* _STATED PROBLEM 1_
Decide whether each statement below agrees with the forum thread about SMG, marked (a), (b) and (c). For each, answer yes or no and quote the deciding words of the thread.
(a) The poster XPECTATIONS reports having dealt with SMG for four years.
(b) North Country states that all checks come from the client.
(c) PRODUCTIVE P. M reports having worked for SMG for three years.

* _TEXT PROVIDED_
------------------------------------------------
Sorry I posted twice! Do not know what I did?


----------



## XPECTATIONS (Oct 15, 2003)

*Smg*

We have been dealing with SMG for 4 YRS. I have nothing but great things to say! The problem some of you might be having is the contracts, They are long and detailed! They follow them to the letter! If you do not "check in" with in the alloted time, You will not get paid! No INSURANCE No Pay

In there RFP It is stated If you cannot live up to "There Conditions" DO NOT BID THE WORK!!!!!!!!!!!!!!!!!!!!!

P.S. SMG has never written me a check!!! They come from the contract holder! SMG is the management company, They only audit and then forward the invoice!


----------



## North Country (Nov 14, 2003)

Some checks do come from SMG and some from the client, it depends if they are managing the account and you are the service provider or SMG holds the contract to service the account and you are a sub for them. - michael


----------



## Foz (Mar 27, 2001)

Glad to hear some good on this thread, after having met John, I find it hard to believe that he is in trouble. Although we haven't worked with him, I would tend to believe that there are some unresolved contract issues if there are people not getting paid.

We have worked for & still work for several customers that we were warned not to because of nonpayment. The real secret is many large "boxes" like Toys R Us, Lowe's, Dentco, etc. and I assume SMG are adament about the paperwork and if is not completed you will NOT get paid.

If you can't make the commitment to complete your necessary paperwork then you shouldn't get paid. We require paperwork from our subs as well, no paper, no check it's that easy.


----------



## plowed (Nov 30, 2001)

Foz, you make a good point with regard to having the necessary paperwork and insurance. However, we have done everything as per the contract and as they requested. Still, no payment. As far as I'm concerned, they were in breach of contract when they were very late with our first payment.


----------



## PSDF350 (Jul 30, 2004)

then why did you keep plowing for them. if it was another account with bus or resident would you have if not why did you.


----------



## PRODUCTIVE P. M (Oct 3, 2004)

*Nothing But A Plessure.*

I HAVE WORKED FOR S. M. G. 5 YEARS NOW, AND HAVE HAD NOTHING BUT GREAT DEALINGS WITH THEM. IF YOU HAVE NOT BEEN PAID YOU DID SOMETHING WRONG.


----------



## plowed (Nov 30, 2001)

PSDF350 - We kept going as a good faith effort to uphold our end of the contract.
------------------------------------------------
* _RECORDS FOR THIS EXERCISE_
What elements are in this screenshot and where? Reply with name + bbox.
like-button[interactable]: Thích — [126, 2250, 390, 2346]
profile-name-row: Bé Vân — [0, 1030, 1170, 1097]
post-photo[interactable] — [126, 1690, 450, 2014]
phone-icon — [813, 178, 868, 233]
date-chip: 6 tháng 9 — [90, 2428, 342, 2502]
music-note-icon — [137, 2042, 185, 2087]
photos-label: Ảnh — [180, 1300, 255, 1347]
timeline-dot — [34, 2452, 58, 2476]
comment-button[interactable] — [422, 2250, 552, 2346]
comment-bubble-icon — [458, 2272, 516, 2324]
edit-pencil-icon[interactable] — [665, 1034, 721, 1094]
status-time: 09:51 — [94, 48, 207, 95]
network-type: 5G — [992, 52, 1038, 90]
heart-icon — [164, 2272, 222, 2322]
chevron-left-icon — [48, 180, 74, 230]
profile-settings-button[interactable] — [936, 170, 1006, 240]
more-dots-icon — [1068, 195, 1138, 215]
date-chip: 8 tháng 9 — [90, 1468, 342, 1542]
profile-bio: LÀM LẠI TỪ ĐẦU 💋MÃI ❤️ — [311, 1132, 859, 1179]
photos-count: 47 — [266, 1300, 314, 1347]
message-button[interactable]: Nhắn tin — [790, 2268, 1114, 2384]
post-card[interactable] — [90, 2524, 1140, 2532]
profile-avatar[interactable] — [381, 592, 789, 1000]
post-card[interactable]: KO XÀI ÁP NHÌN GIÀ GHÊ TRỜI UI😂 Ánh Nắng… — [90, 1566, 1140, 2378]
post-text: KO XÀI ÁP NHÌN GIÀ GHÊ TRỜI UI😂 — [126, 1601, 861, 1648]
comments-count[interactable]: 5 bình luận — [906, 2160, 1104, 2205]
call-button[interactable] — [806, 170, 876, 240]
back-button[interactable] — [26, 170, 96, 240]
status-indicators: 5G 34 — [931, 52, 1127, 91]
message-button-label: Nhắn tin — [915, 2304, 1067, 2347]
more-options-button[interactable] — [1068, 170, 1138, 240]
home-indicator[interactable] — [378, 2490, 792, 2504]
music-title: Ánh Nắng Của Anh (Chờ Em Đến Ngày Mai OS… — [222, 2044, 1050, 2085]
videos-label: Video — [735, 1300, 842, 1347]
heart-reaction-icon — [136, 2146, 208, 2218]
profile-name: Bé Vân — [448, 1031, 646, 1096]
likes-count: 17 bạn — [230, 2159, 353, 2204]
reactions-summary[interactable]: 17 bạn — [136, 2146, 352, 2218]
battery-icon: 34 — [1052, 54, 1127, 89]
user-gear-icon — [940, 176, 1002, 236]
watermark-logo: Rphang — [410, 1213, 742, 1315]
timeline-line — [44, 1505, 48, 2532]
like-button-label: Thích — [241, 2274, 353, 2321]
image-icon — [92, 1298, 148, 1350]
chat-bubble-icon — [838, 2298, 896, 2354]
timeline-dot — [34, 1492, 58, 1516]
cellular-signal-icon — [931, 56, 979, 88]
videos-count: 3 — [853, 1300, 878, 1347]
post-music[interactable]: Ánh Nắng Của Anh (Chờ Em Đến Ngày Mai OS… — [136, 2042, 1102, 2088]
------------------------------------------------
* _STATED PROBLEM 2_
Reproduce the records word for word, starting at the beginning of the records and ending with the line that contains "message-button-label: Nhắn tin", both included.

* _REPLY 1_
(a) Yes: "We have been dealing with SMG for 4 YRS."
(b) No: "Some checks do come from SMG and some from the client"
(c) No: "I HAVE WORKED FOR S. M. G. 5 YEARS NOW"

* _REPLY 2_
What elements are in this screenshot and where? Reply with name + bbox.
like-button[interactable]: Thích — [126, 2250, 390, 2346]
profile-name-row: Bé Vân — [0, 1030, 1170, 1097]
post-photo[interactable] — [126, 1690, 450, 2014]
phone-icon — [813, 178, 868, 233]
date-chip: 6 tháng 9 — [90, 2428, 342, 2502]
music-note-icon — [137, 2042, 185, 2087]
photos-label: Ảnh — [180, 1300, 255, 1347]
timeline-dot — [34, 2452, 58, 2476]
comment-button[interactable] — [422, 2250, 552, 2346]
comment-bubble-icon — [458, 2272, 516, 2324]
edit-pencil-icon[interactable] — [665, 1034, 721, 1094]
status-time: 09:51 — [94, 48, 207, 95]
network-type: 5G — [992, 52, 1038, 90]
heart-icon — [164, 2272, 222, 2322]
chevron-left-icon — [48, 180, 74, 230]
profile-settings-button[interactable] — [936, 170, 1006, 240]
more-dots-icon — [1068, 195, 1138, 215]
date-chip: 8 tháng 9 — [90, 1468, 342, 1542]
profile-bio: LÀM LẠI TỪ ĐẦU 💋MÃI ❤️ — [311, 1132, 859, 1179]
photos-count: 47 — [266, 1300, 314, 1347]
message-button[interactable]: Nhắn tin — [790, 2268, 1114, 2384]
post-card[interactable] — [90, 2524, 1140, 2532]
profile-avatar[interactable] — [381, 592, 789, 1000]
post-card[interactable]: KO XÀI ÁP NHÌN GIÀ GHÊ TRỜI UI😂 Ánh Nắng… — [90, 1566, 1140, 2378]
post-text: KO XÀI ÁP NHÌN GIÀ GHÊ TRỜI UI😂 — [126, 1601, 861, 1648]
comments-count[interactable]: 5 bình luận — [906, 2160, 1104, 2205]
call-button[interactable] — [806, 170, 876, 240]
back-button[interactable] — [26, 170, 96, 240]
status-indicators: 5G 34 — [931, 52, 1127, 91]
message-button-label: Nhắn tin — [915, 2304, 1067, 2347]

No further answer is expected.